--- start TASK INPUTS ---

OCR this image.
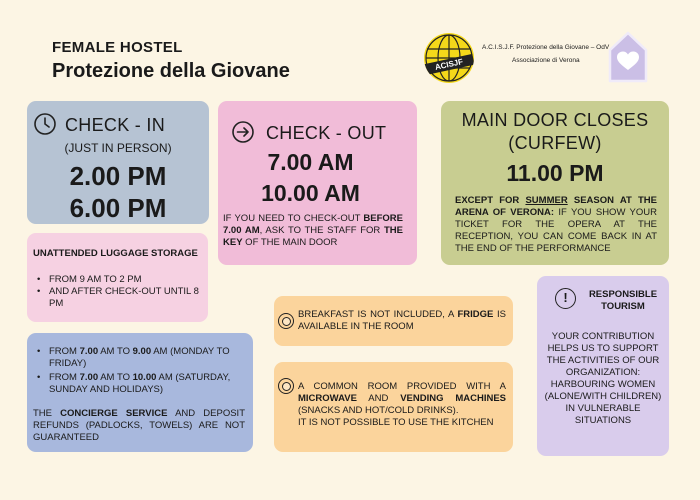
FEMALE HOSTEL
Protezione della Giovane	ACISJF
A.C.I.S.J.F. Protezione della Giovane – OdV
Associazione di Verona
CHECK - IN
(JUST IN PERSON)
2.00 PM
6.00 PM
CHECK - OUT
7.00 AM
10.00 AM
IF YOU NEED TO CHECK-OUT BEFORE 7.00 AM, ASK TO THE STAFF FOR THE KEY OF THE MAIN DOOR
MAIN DOOR CLOSES
(CURFEW)
11.00 PM
EXCEPT FOR SUMMER SEASON AT THE ARENA OF VERONA: IF YOU SHOW YOUR TICKET FOR THE OPERA AT THE RECEPTION, YOU CAN COME BACK IN AT THE END OF THE PERFORMANCE
UNATTENDED LUGGAGE STORAGE
• FROM 9 AM TO 2 PM
• AND AFTER CHECK-OUT UNTIL 8 PM
• FROM 7.00 AM TO 9.00 AM (MONDAY TO FRIDAY)
• FROM 7.00 AM TO 10.00 AM (SATURDAY, SUNDAY AND HOLIDAYS)
THE CONCIERGE SERVICE AND DEPOSIT REFUNDS (PADLOCKS, TOWELS) ARE NOT GUARANTEED
BREAKFAST IS NOT INCLUDED, A FRIDGE IS AVAILABLE IN THE ROOM
A COMMON ROOM PROVIDED WITH A MICROWAVE AND VENDING MACHINES (SNACKS AND HOT/COLD DRINKS).
IT IS NOT POSSIBLE TO USE THE KITCHEN
!	RESPONSIBLE
TOURISM
YOUR CONTRIBUTION HELPS US TO SUPPORT THE ACTIVITIES OF OUR ORGANIZATION: HARBOURING WOMEN (ALONE/WITH CHILDREN) IN VULNERABLE SITUATIONS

--- end TASK INPUTS ---

Restate the whole of the material word for word without the pictures.

SOLUTION –
OCR this image.
FEMALE HOSTEL
Protezione della Giovane	ACISJF
A.C.I.S.J.F. Protezione della Giovane – OdV
Associazione di Verona
CHECK - IN
(JUST IN PERSON)
2.00 PM
6.00 PM
CHECK - OUT
7.00 AM
10.00 AM
IF YOU NEED TO CHECK-OUT BEFORE 7.00 AM, ASK TO THE STAFF FOR THE KEY OF THE MAIN DOOR
MAIN DOOR CLOSES
(CURFEW)
11.00 PM
EXCEPT FOR SUMMER SEASON AT THE ARENA OF VERONA: IF YOU SHOW YOUR TICKET FOR THE OPERA AT THE RECEPTION, YOU CAN COME BACK IN AT THE END OF THE PERFORMANCE
UNATTENDED LUGGAGE STORAGE
• FROM 9 AM TO 2 PM
• AND AFTER CHECK-OUT UNTIL 8 PM
• FROM 7.00 AM TO 9.00 AM (MONDAY TO FRIDAY)
• FROM 7.00 AM TO 10.00 AM (SATURDAY, SUNDAY AND HOLIDAYS)
THE CONCIERGE SERVICE AND DEPOSIT REFUNDS (PADLOCKS, TOWELS) ARE NOT GUARANTEED
BREAKFAST IS NOT INCLUDED, A FRIDGE IS AVAILABLE IN THE ROOM
A COMMON ROOM PROVIDED WITH A MICROWAVE AND VENDING MACHINES (SNACKS AND HOT/COLD DRINKS).
IT IS NOT POSSIBLE TO USE THE KITCHEN
!	RESPONSIBLE
TOURISM
YOUR CONTRIBUTION HELPS US TO SUPPORT THE ACTIVITIES OF OUR ORGANIZATION: HARBOURING WOMEN (ALONE/WITH CHILDREN) IN VULNERABLE SITUATIONS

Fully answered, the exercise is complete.